Data records
┄┄┄┄┄┄┄┄┄┄

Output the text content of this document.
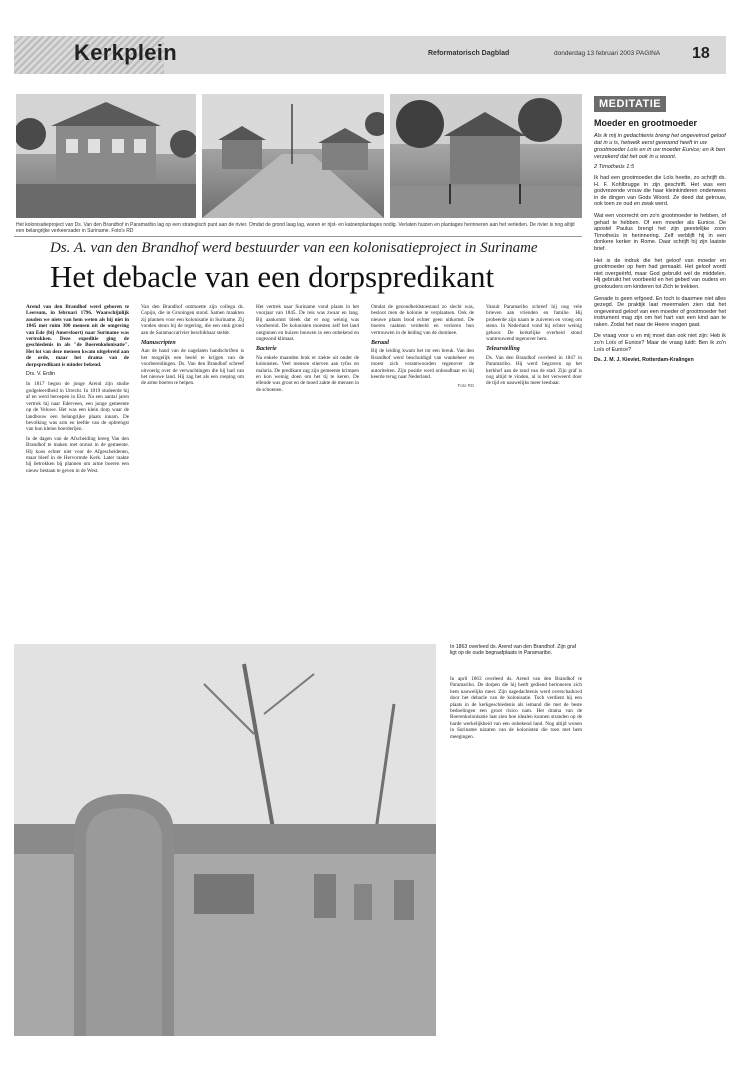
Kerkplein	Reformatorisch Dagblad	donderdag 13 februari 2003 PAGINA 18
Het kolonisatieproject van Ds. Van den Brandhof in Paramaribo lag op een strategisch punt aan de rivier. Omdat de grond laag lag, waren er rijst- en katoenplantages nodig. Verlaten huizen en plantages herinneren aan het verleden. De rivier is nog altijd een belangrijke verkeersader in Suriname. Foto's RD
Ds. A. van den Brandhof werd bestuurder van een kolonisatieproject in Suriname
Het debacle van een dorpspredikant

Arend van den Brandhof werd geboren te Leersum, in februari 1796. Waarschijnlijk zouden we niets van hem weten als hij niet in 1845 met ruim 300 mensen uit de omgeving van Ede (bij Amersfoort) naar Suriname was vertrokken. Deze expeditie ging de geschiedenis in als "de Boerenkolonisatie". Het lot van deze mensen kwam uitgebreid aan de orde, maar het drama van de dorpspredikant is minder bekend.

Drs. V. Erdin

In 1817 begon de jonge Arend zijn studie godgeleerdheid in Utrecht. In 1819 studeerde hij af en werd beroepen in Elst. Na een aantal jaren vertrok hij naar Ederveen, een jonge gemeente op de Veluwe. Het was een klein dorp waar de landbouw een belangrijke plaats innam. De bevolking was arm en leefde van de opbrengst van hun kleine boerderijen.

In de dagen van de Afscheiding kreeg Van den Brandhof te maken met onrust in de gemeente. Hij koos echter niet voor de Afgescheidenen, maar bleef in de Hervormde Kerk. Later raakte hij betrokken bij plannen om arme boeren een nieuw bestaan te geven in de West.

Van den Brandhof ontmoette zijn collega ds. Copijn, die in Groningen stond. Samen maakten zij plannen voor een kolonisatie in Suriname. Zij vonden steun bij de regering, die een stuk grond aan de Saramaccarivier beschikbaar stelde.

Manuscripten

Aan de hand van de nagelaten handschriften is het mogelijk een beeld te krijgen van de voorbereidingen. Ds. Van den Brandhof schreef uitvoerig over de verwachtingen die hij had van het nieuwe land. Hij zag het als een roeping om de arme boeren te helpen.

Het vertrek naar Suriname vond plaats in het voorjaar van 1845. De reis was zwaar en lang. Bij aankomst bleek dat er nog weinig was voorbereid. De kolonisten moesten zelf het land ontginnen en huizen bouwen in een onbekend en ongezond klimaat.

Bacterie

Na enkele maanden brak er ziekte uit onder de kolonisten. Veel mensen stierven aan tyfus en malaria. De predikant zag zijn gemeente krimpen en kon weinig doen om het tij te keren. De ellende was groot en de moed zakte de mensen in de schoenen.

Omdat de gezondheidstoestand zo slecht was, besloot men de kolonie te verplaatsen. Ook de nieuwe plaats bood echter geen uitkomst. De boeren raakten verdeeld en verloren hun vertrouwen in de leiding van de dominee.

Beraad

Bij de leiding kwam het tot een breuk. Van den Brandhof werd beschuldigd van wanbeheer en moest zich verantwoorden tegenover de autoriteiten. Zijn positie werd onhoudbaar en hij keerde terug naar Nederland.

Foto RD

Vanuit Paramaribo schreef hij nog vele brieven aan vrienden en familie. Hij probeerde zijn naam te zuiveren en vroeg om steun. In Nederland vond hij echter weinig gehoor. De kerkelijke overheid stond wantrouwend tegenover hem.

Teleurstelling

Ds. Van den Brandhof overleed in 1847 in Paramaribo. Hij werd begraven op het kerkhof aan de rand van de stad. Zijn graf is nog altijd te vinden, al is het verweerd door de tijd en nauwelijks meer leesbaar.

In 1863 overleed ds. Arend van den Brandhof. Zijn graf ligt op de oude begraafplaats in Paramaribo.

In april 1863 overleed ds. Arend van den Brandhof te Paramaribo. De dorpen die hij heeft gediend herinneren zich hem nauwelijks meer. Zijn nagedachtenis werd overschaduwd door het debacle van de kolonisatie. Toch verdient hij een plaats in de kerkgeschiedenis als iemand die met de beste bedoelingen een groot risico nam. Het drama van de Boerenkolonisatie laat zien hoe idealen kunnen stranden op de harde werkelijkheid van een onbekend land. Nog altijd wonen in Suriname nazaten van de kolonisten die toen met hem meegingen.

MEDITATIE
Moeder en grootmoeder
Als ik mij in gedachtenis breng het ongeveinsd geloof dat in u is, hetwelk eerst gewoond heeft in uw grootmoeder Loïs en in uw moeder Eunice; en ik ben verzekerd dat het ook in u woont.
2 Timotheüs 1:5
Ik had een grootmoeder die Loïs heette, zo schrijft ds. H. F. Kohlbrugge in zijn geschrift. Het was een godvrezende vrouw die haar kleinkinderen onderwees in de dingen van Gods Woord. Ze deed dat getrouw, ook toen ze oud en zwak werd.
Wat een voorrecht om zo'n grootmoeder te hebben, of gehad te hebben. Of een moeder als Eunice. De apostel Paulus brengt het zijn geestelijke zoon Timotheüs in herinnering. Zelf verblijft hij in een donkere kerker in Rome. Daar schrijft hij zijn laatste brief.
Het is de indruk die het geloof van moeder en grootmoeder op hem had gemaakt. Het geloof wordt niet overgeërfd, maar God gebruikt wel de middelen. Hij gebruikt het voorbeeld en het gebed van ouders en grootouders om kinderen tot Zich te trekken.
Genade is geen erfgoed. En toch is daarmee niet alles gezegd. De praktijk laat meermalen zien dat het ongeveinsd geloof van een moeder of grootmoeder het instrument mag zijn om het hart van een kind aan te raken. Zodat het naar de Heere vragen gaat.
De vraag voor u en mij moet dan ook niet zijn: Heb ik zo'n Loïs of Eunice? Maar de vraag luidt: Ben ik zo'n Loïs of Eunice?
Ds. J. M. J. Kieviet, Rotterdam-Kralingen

┄┄┄┄┄┄┄┄┄┄

Brief: Write out all the records exactly, omitting the images.

Solution to this problem:
Output the text content of this document.
Kerkplein	Reformatorisch Dagblad	donderdag 13 februari 2003 PAGINA 18
Het kolonisatieproject van Ds. Van den Brandhof in Paramaribo lag op een strategisch punt aan de rivier. Omdat de grond laag lag, waren er rijst- en katoenplantages nodig. Verlaten huizen en plantages herinneren aan het verleden. De rivier is nog altijd een belangrijke verkeersader in Suriname. Foto's RD
Ds. A. van den Brandhof werd bestuurder van een kolonisatieproject in Suriname
Het debacle van een dorpspredikant

Arend van den Brandhof werd geboren te Leersum, in februari 1796. Waarschijnlijk zouden we niets van hem weten als hij niet in 1845 met ruim 300 mensen uit de omgeving van Ede (bij Amersfoort) naar Suriname was vertrokken. Deze expeditie ging de geschiedenis in als "de Boerenkolonisatie". Het lot van deze mensen kwam uitgebreid aan de orde, maar het drama van de dorpspredikant is minder bekend.

Drs. V. Erdin

In 1817 begon de jonge Arend zijn studie godgeleerdheid in Utrecht. In 1819 studeerde hij af en werd beroepen in Elst. Na een aantal jaren vertrok hij naar Ederveen, een jonge gemeente op de Veluwe. Het was een klein dorp waar de landbouw een belangrijke plaats innam. De bevolking was arm en leefde van de opbrengst van hun kleine boerderijen.

In de dagen van de Afscheiding kreeg Van den Brandhof te maken met onrust in de gemeente. Hij koos echter niet voor de Afgescheidenen, maar bleef in de Hervormde Kerk. Later raakte hij betrokken bij plannen om arme boeren een nieuw bestaan te geven in de West.

Van den Brandhof ontmoette zijn collega ds. Copijn, die in Groningen stond. Samen maakten zij plannen voor een kolonisatie in Suriname. Zij vonden steun bij de regering, die een stuk grond aan de Saramaccarivier beschikbaar stelde.

Manuscripten

Aan de hand van de nagelaten handschriften is het mogelijk een beeld te krijgen van de voorbereidingen. Ds. Van den Brandhof schreef uitvoerig over de verwachtingen die hij had van het nieuwe land. Hij zag het als een roeping om de arme boeren te helpen.

Het vertrek naar Suriname vond plaats in het voorjaar van 1845. De reis was zwaar en lang. Bij aankomst bleek dat er nog weinig was voorbereid. De kolonisten moesten zelf het land ontginnen en huizen bouwen in een onbekend en ongezond klimaat.

Bacterie

Na enkele maanden brak er ziekte uit onder de kolonisten. Veel mensen stierven aan tyfus en malaria. De predikant zag zijn gemeente krimpen en kon weinig doen om het tij te keren. De ellende was groot en de moed zakte de mensen in de schoenen.

Omdat de gezondheidstoestand zo slecht was, besloot men de kolonie te verplaatsen. Ook de nieuwe plaats bood echter geen uitkomst. De boeren raakten verdeeld en verloren hun vertrouwen in de leiding van de dominee.

Beraad

Bij de leiding kwam het tot een breuk. Van den Brandhof werd beschuldigd van wanbeheer en moest zich verantwoorden tegenover de autoriteiten. Zijn positie werd onhoudbaar en hij keerde terug naar Nederland.

Foto RD

Vanuit Paramaribo schreef hij nog vele brieven aan vrienden en familie. Hij probeerde zijn naam te zuiveren en vroeg om steun. In Nederland vond hij echter weinig gehoor. De kerkelijke overheid stond wantrouwend tegenover hem.

Teleurstelling

Ds. Van den Brandhof overleed in 1847 in Paramaribo. Hij werd begraven op het kerkhof aan de rand van de stad. Zijn graf is nog altijd te vinden, al is het verweerd door de tijd en nauwelijks meer leesbaar.

In 1863 overleed ds. Arend van den Brandhof. Zijn graf ligt op de oude begraafplaats in Paramaribo.

In april 1863 overleed ds. Arend van den Brandhof te Paramaribo. De dorpen die hij heeft gediend herinneren zich hem nauwelijks meer. Zijn nagedachtenis werd overschaduwd door het debacle van de kolonisatie. Toch verdient hij een plaats in de kerkgeschiedenis als iemand die met de beste bedoelingen een groot risico nam. Het drama van de Boerenkolonisatie laat zien hoe idealen kunnen stranden op de harde werkelijkheid van een onbekend land. Nog altijd wonen in Suriname nazaten van de kolonisten die toen met hem meegingen.

MEDITATIE
Moeder en grootmoeder
Als ik mij in gedachtenis breng het ongeveinsd geloof dat in u is, hetwelk eerst gewoond heeft in uw grootmoeder Loïs en in uw moeder Eunice; en ik ben verzekerd dat het ook in u woont.
2 Timotheüs 1:5
Ik had een grootmoeder die Loïs heette, zo schrijft ds. H. F. Kohlbrugge in zijn geschrift. Het was een godvrezende vrouw die haar kleinkinderen onderwees in de dingen van Gods Woord. Ze deed dat getrouw, ook toen ze oud en zwak werd.
Wat een voorrecht om zo'n grootmoeder te hebben, of gehad te hebben. Of een moeder als Eunice. De apostel Paulus brengt het zijn geestelijke zoon Timotheüs in herinnering. Zelf verblijft hij in een donkere kerker in Rome. Daar schrijft hij zijn laatste brief.
Het is de indruk die het geloof van moeder en grootmoeder op hem had gemaakt. Het geloof wordt niet overgeërfd, maar God gebruikt wel de middelen. Hij gebruikt het voorbeeld en het gebed van ouders en grootouders om kinderen tot Zich te trekken.
Genade is geen erfgoed. En toch is daarmee niet alles gezegd. De praktijk laat meermalen zien dat het ongeveinsd geloof van een moeder of grootmoeder het instrument mag zijn om het hart van een kind aan te raken. Zodat het naar de Heere vragen gaat.
De vraag voor u en mij moet dan ook niet zijn: Heb ik zo'n Loïs of Eunice? Maar de vraag luidt: Ben ik zo'n Loïs of Eunice?
Ds. J. M. J. Kieviet, Rotterdam-Kralingen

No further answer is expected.